> [Challenge]: Your task is to filter the data below down to the lines holding "true".

Data records

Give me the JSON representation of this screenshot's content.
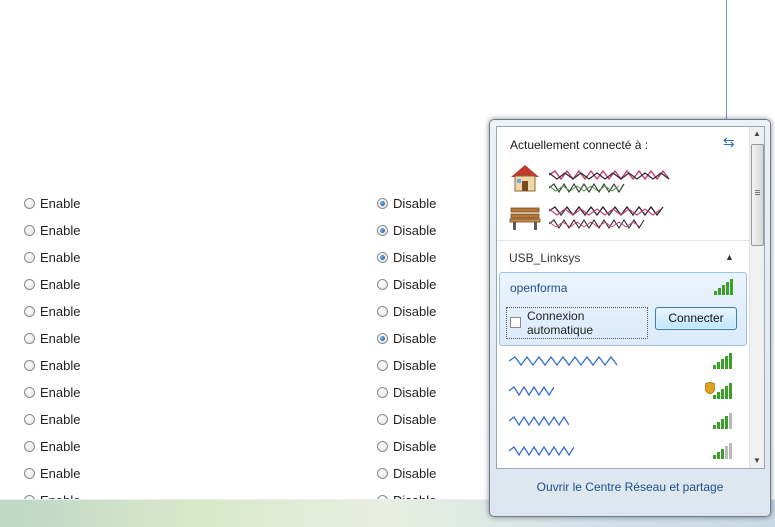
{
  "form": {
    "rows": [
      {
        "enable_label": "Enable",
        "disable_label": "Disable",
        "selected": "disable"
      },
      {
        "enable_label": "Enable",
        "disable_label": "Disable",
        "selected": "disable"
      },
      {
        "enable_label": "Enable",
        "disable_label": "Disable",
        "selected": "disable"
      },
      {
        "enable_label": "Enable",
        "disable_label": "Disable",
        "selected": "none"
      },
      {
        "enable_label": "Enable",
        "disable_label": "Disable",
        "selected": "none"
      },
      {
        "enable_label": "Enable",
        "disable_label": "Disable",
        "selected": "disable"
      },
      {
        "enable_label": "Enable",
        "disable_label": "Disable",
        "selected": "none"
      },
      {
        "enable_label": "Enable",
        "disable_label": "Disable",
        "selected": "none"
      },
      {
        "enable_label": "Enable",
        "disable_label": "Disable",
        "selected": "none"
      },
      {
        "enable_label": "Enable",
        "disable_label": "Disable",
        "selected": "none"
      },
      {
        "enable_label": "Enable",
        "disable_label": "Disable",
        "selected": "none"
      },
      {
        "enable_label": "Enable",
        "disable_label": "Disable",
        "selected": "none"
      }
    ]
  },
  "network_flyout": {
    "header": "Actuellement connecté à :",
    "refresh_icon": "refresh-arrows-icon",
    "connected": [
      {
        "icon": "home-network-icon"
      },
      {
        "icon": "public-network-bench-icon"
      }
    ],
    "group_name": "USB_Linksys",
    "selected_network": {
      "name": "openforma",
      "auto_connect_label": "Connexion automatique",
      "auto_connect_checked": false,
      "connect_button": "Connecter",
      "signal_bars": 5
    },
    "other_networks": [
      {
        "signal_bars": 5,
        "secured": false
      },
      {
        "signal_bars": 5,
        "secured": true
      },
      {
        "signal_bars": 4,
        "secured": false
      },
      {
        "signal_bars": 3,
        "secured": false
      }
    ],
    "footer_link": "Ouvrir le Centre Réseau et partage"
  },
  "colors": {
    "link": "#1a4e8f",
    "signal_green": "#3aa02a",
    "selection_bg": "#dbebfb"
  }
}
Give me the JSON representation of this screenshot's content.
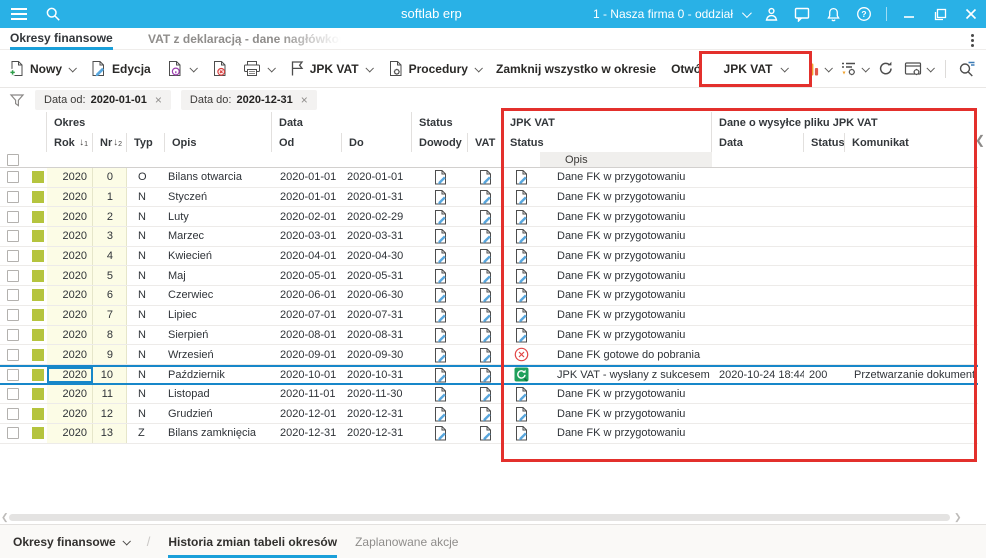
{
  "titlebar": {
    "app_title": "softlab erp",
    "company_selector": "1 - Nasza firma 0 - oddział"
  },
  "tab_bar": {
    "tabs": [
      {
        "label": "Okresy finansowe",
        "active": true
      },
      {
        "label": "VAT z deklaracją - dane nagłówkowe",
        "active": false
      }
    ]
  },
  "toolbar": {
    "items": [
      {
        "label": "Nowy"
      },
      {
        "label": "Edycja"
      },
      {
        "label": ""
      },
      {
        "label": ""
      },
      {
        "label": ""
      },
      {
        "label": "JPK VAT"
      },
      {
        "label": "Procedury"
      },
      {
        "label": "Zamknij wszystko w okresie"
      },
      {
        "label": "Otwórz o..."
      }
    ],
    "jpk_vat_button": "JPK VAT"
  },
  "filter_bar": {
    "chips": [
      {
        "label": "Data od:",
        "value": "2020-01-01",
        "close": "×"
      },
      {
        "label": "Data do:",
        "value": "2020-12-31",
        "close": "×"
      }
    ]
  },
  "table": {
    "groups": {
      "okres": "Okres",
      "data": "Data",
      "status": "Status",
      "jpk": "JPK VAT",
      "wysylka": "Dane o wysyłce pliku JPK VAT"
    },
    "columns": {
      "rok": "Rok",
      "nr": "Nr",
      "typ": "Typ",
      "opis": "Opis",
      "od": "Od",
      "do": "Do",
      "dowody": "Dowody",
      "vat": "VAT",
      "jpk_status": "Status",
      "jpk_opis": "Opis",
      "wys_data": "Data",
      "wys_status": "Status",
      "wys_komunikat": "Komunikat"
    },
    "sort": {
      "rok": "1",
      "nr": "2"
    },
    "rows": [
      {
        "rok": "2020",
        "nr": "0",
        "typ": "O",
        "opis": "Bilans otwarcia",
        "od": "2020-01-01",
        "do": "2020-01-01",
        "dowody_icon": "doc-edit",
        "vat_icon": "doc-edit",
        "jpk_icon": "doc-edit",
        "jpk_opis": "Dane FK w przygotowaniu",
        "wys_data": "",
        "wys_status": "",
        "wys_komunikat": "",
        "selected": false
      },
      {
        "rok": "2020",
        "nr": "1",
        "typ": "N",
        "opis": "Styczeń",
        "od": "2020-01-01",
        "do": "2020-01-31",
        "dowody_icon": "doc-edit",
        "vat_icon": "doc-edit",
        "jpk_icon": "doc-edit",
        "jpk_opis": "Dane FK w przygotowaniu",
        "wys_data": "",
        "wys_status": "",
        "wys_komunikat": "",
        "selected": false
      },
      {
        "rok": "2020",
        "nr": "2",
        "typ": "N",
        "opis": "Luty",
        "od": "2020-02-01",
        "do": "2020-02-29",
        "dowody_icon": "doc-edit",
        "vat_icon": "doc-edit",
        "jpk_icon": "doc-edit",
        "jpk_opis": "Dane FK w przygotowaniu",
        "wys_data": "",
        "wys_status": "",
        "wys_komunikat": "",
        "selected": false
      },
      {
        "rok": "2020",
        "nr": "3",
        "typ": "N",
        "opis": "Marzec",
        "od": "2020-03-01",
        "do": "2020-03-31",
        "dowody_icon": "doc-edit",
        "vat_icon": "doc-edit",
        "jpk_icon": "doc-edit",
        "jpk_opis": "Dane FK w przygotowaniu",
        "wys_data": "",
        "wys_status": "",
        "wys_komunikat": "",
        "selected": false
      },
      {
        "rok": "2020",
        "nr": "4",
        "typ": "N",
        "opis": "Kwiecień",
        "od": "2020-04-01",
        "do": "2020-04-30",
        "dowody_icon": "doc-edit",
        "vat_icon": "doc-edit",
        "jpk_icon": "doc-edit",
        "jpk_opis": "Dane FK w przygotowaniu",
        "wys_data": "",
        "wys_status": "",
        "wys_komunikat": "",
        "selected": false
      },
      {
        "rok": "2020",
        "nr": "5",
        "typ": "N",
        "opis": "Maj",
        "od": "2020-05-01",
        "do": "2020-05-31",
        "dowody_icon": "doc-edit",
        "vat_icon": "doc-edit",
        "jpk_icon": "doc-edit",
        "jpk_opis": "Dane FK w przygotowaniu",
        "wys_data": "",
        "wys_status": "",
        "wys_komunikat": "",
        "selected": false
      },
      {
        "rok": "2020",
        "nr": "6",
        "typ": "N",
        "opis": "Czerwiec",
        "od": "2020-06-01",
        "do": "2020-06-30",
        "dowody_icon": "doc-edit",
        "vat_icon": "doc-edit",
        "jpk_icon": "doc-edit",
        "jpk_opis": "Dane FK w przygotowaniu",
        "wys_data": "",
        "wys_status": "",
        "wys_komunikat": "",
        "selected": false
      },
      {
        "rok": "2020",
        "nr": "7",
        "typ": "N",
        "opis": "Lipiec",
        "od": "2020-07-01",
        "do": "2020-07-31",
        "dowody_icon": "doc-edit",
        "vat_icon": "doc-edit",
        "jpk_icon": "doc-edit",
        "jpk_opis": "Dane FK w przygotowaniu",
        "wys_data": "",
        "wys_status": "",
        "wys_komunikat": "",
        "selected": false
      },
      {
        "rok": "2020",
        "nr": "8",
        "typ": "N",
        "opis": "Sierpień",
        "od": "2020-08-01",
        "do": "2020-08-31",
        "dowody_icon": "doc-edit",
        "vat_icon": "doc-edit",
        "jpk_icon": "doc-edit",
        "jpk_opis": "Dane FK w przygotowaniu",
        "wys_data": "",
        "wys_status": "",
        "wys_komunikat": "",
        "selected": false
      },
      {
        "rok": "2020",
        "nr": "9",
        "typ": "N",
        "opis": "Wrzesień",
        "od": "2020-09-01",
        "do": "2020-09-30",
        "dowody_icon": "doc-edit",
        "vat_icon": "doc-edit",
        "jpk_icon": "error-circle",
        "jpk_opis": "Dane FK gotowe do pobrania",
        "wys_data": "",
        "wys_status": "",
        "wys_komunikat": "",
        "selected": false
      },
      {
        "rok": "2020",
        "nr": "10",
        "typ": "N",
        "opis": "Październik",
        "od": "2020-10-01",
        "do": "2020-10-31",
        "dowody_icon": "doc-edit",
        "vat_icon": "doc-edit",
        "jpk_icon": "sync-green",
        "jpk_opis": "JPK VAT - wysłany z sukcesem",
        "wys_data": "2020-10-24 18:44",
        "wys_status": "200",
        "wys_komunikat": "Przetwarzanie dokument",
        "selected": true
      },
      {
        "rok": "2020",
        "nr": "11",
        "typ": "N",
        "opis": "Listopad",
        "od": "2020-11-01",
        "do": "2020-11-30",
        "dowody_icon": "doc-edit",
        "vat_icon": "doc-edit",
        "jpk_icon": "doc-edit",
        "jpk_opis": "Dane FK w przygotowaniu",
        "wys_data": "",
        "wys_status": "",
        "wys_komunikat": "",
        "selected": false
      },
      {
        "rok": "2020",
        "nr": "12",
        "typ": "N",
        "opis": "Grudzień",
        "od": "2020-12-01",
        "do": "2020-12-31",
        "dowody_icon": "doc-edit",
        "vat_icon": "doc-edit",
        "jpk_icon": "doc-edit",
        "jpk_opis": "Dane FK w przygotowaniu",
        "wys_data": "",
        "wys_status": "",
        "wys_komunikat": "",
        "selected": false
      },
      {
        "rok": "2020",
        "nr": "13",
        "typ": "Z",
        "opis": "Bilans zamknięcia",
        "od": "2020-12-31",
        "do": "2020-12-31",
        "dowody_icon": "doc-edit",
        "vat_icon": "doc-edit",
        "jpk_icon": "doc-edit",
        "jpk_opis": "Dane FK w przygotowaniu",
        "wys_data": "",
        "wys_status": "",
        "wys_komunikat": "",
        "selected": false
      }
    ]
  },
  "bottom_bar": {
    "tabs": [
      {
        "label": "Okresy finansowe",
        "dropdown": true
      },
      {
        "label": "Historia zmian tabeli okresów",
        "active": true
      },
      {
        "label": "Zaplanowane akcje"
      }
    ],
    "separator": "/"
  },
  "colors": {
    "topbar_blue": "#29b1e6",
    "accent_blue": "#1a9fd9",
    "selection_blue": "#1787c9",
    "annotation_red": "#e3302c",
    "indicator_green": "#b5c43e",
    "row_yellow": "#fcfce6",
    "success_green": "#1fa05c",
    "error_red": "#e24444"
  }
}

> [Final result]:
        "secured": true
        "active": true
        "selected": true
        "dropdown": true
        "active": true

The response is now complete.